-- start of MATERIALS PROVIDED --

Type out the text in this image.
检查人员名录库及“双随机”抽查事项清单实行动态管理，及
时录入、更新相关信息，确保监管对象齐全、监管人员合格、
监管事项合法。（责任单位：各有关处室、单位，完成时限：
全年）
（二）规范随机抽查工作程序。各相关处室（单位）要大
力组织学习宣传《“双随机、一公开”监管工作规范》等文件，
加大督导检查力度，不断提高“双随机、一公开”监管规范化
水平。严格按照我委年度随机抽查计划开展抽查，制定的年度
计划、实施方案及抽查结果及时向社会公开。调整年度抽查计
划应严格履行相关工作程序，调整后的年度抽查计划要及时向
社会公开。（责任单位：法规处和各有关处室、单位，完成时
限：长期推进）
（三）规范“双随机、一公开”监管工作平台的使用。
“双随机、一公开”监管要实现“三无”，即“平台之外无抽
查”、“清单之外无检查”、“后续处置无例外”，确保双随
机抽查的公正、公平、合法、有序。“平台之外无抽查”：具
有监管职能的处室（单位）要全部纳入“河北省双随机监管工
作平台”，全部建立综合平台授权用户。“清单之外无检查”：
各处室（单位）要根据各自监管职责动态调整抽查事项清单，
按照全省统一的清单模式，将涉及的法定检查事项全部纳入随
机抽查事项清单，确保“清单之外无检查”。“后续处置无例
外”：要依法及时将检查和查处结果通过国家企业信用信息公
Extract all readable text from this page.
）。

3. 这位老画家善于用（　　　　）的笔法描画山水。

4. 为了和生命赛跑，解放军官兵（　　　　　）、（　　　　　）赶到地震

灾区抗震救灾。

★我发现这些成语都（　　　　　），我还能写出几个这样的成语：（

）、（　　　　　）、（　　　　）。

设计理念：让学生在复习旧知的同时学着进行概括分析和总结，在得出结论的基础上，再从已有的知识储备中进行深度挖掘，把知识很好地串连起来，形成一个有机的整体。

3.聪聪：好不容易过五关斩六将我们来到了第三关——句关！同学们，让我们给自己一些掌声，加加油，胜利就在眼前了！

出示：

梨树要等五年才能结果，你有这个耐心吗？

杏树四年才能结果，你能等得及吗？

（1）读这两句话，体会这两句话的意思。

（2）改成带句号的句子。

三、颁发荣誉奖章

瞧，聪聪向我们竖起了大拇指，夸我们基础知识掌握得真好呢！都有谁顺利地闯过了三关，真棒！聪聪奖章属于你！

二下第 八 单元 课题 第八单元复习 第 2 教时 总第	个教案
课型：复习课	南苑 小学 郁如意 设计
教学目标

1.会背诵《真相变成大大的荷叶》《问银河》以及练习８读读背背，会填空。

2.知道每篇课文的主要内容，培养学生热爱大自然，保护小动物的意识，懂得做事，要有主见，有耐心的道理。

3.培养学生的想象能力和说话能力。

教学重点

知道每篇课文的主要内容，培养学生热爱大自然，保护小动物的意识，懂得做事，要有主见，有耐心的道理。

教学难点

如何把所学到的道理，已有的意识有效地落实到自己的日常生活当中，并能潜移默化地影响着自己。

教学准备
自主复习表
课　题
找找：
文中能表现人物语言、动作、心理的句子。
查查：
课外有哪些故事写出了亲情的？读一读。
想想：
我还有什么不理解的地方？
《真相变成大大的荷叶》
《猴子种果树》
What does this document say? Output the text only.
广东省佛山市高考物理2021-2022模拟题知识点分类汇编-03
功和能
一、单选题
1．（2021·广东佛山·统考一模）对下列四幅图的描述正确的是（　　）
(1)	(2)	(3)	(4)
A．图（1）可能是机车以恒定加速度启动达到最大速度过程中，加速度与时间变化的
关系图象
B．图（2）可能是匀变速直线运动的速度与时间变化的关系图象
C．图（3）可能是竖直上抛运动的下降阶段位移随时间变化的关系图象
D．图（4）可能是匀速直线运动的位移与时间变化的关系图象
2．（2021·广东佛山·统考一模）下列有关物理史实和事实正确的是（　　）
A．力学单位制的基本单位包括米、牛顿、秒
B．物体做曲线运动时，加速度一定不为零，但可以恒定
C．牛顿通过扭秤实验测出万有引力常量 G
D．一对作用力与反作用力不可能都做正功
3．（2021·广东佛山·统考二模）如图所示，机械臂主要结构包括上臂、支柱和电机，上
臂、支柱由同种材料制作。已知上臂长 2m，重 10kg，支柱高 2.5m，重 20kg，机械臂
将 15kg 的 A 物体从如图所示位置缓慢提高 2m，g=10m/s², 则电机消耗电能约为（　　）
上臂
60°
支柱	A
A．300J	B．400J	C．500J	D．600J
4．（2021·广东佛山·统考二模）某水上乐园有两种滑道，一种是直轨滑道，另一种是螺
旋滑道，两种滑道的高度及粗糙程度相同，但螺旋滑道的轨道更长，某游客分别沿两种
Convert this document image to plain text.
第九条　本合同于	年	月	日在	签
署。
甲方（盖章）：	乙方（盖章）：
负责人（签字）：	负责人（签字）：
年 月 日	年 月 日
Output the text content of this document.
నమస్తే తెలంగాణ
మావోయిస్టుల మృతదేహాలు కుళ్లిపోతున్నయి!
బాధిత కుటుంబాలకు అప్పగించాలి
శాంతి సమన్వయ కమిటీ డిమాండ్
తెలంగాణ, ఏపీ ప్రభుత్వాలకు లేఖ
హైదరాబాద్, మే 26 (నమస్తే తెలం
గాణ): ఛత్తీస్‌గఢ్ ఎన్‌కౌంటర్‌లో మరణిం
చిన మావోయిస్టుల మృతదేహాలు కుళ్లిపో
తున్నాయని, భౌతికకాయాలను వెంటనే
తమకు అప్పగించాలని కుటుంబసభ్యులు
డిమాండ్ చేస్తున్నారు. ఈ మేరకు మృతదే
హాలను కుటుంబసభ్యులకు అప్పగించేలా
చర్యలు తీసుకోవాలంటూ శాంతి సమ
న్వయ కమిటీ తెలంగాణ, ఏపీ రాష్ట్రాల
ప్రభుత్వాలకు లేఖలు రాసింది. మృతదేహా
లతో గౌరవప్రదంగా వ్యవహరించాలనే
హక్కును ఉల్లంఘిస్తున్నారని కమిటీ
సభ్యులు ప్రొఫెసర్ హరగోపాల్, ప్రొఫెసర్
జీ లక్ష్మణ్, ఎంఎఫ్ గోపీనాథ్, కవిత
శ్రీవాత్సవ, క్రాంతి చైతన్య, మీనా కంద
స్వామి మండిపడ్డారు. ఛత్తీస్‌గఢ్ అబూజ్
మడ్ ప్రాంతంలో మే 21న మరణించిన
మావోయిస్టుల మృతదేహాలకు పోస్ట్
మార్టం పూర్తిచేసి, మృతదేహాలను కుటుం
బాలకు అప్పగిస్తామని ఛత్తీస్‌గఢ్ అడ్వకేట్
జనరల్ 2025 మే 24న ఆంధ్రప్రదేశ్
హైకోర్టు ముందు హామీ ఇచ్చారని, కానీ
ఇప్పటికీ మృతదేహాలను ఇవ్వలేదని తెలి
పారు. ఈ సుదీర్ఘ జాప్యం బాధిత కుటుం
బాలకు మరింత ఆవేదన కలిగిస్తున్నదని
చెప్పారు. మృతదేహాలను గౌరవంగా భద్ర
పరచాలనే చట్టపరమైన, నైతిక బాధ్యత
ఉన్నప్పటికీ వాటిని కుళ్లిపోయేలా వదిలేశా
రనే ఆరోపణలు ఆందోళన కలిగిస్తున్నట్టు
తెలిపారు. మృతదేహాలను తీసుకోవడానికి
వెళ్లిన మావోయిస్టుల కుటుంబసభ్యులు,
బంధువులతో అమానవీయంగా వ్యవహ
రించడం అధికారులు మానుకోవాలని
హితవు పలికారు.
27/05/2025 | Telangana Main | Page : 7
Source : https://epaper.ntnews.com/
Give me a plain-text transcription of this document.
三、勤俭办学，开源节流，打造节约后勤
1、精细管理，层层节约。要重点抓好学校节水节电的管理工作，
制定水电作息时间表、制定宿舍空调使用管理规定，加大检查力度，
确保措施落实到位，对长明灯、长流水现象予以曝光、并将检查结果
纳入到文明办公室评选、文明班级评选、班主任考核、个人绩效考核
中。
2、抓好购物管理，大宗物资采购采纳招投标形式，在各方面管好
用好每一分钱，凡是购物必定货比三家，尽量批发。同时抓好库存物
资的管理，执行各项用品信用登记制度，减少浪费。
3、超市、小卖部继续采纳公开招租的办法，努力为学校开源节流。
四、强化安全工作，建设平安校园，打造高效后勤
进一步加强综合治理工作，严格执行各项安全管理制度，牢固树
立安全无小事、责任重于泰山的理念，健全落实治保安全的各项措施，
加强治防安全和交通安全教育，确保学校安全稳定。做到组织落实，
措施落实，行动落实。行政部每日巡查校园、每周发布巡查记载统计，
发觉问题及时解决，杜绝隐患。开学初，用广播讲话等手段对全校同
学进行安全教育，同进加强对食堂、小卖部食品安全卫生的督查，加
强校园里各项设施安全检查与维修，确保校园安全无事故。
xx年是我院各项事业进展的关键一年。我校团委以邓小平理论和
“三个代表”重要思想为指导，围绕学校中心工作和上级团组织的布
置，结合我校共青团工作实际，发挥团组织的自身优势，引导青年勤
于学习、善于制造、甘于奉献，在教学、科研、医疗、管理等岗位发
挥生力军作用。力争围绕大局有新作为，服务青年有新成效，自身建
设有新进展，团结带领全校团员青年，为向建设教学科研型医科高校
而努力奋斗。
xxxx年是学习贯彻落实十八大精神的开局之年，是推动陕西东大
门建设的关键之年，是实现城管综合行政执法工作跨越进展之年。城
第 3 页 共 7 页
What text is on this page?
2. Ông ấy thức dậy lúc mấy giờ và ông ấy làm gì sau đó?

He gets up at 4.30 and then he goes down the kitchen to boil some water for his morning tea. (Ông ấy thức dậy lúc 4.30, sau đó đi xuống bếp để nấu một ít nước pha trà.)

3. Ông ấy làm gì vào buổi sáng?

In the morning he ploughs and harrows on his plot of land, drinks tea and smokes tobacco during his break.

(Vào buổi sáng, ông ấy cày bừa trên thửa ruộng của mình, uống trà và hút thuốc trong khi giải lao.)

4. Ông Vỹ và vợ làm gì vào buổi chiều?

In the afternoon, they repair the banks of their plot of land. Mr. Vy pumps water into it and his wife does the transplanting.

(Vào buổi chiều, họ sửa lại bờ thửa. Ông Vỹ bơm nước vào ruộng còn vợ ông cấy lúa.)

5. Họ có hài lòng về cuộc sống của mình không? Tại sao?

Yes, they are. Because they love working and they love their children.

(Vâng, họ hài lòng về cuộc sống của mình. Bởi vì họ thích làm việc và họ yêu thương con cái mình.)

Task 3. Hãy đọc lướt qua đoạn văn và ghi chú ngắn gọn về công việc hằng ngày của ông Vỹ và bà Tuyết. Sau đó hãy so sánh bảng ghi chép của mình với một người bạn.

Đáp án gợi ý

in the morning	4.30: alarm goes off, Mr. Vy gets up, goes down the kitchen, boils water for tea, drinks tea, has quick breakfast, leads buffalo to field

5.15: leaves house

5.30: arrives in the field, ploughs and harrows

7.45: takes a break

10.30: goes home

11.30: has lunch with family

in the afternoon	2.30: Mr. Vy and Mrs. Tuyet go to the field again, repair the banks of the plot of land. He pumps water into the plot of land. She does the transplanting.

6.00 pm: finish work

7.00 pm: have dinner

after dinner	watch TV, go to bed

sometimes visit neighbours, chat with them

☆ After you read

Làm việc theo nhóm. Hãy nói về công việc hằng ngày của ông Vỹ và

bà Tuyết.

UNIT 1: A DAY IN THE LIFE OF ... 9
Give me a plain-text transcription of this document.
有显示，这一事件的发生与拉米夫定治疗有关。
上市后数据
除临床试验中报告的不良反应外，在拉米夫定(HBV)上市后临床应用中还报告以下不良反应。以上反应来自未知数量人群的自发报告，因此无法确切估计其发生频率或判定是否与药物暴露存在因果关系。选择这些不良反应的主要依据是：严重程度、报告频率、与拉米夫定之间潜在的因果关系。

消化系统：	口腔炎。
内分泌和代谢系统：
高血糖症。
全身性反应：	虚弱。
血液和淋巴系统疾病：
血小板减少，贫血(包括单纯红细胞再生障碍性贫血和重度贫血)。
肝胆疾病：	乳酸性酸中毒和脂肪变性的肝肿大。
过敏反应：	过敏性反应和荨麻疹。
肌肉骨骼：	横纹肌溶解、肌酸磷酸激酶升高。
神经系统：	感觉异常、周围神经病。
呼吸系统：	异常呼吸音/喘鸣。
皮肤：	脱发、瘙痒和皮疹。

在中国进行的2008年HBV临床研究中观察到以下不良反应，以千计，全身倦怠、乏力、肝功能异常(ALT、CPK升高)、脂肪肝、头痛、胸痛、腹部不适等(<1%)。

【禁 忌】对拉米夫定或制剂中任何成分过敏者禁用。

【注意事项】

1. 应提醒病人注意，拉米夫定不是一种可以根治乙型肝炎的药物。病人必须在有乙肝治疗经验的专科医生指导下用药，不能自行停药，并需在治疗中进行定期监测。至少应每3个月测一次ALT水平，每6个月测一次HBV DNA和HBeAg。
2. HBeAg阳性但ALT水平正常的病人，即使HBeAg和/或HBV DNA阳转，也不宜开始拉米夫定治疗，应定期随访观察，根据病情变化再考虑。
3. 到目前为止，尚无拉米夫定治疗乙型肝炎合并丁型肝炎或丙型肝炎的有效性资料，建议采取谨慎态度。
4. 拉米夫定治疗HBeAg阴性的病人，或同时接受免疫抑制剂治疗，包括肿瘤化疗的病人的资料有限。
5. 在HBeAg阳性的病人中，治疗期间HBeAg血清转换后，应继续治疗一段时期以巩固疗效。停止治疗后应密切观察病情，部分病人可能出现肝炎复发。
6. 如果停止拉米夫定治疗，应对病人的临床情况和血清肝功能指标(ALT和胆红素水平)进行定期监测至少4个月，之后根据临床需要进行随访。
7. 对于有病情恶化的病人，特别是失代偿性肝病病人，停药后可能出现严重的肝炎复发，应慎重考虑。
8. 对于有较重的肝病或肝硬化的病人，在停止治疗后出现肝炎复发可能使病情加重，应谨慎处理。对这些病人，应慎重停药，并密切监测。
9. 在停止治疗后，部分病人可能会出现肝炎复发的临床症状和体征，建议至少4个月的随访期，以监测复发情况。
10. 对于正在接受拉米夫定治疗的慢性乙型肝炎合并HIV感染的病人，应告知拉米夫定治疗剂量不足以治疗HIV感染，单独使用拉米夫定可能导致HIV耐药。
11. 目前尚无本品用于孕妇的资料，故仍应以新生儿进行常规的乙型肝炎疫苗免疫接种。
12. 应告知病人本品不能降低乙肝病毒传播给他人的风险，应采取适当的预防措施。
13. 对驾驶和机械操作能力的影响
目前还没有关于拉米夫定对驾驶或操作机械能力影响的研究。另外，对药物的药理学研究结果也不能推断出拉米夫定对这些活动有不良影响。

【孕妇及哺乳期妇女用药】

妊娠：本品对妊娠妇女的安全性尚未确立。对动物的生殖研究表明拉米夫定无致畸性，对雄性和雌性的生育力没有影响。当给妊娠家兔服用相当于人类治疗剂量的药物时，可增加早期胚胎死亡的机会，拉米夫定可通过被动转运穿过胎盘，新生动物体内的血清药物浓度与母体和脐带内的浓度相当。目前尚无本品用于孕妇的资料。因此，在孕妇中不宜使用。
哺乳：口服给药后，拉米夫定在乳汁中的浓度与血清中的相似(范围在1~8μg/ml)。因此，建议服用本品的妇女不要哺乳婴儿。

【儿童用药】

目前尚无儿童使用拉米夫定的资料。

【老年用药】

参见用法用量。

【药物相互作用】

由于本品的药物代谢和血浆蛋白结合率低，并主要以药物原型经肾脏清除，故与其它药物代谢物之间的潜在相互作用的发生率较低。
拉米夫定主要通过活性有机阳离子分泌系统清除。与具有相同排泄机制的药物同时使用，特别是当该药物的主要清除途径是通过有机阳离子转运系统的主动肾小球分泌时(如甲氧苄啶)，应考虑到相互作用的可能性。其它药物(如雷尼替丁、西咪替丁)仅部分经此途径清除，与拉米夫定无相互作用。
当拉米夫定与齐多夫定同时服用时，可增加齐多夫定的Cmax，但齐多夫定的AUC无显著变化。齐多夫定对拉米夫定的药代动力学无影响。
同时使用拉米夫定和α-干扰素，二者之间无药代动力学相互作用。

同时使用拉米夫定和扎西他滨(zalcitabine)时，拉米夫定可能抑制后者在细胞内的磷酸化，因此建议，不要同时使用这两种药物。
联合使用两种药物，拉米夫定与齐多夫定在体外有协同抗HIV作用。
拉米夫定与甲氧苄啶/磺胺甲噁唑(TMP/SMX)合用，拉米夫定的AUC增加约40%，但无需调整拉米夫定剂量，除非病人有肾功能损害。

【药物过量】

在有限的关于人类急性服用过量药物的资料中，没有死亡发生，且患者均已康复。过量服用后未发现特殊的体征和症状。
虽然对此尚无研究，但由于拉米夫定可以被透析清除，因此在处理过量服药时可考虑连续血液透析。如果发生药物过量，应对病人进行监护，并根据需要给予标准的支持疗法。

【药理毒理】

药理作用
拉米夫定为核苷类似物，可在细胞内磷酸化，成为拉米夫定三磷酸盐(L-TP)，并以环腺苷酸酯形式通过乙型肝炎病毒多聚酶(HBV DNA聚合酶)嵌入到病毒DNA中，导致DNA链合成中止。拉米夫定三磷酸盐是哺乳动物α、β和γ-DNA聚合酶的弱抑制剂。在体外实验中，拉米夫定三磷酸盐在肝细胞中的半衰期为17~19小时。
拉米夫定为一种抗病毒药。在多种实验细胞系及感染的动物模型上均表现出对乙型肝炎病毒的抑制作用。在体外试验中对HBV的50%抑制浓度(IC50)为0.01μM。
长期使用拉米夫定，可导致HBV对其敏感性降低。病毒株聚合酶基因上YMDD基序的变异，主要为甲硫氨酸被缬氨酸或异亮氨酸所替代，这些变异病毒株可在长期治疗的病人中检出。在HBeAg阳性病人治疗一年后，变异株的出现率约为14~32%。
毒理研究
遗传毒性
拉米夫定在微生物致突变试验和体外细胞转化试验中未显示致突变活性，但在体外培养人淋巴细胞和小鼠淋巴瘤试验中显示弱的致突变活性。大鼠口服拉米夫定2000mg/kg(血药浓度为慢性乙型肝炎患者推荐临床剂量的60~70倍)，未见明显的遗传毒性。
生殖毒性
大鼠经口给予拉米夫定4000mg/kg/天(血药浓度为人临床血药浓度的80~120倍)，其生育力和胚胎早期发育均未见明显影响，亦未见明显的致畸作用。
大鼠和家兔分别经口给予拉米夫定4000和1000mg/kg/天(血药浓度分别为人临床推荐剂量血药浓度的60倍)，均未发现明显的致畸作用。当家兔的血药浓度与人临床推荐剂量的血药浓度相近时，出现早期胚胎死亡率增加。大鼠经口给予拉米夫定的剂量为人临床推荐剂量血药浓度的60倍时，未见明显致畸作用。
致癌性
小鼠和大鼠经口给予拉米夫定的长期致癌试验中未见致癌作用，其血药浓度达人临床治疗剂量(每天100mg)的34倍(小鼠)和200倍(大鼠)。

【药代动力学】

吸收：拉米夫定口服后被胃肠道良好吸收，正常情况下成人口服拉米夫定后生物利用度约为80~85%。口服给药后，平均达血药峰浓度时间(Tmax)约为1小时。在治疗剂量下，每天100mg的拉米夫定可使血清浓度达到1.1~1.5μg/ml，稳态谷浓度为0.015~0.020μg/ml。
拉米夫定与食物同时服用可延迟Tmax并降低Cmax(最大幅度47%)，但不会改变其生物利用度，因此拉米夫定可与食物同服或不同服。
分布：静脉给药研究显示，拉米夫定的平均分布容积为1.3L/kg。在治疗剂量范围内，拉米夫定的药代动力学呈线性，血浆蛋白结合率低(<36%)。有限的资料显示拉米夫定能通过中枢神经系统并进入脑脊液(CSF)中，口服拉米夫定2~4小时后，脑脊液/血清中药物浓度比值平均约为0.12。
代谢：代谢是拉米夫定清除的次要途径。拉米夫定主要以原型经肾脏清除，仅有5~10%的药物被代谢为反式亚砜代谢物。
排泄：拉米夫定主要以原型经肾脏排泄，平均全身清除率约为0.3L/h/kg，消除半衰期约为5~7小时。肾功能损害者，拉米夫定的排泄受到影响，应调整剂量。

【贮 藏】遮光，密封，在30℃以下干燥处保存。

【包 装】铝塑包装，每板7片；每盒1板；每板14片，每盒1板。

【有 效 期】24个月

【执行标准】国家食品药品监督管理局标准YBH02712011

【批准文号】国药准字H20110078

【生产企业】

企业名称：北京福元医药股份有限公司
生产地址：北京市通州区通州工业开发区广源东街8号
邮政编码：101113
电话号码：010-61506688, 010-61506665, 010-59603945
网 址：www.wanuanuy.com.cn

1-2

-- end of MATERIALS PROVIDED --

WRITTEN REQUEST -> Say how many lines contain the string "kitchen", giving nothing but the count.

COMPLETE ANSWER -> 2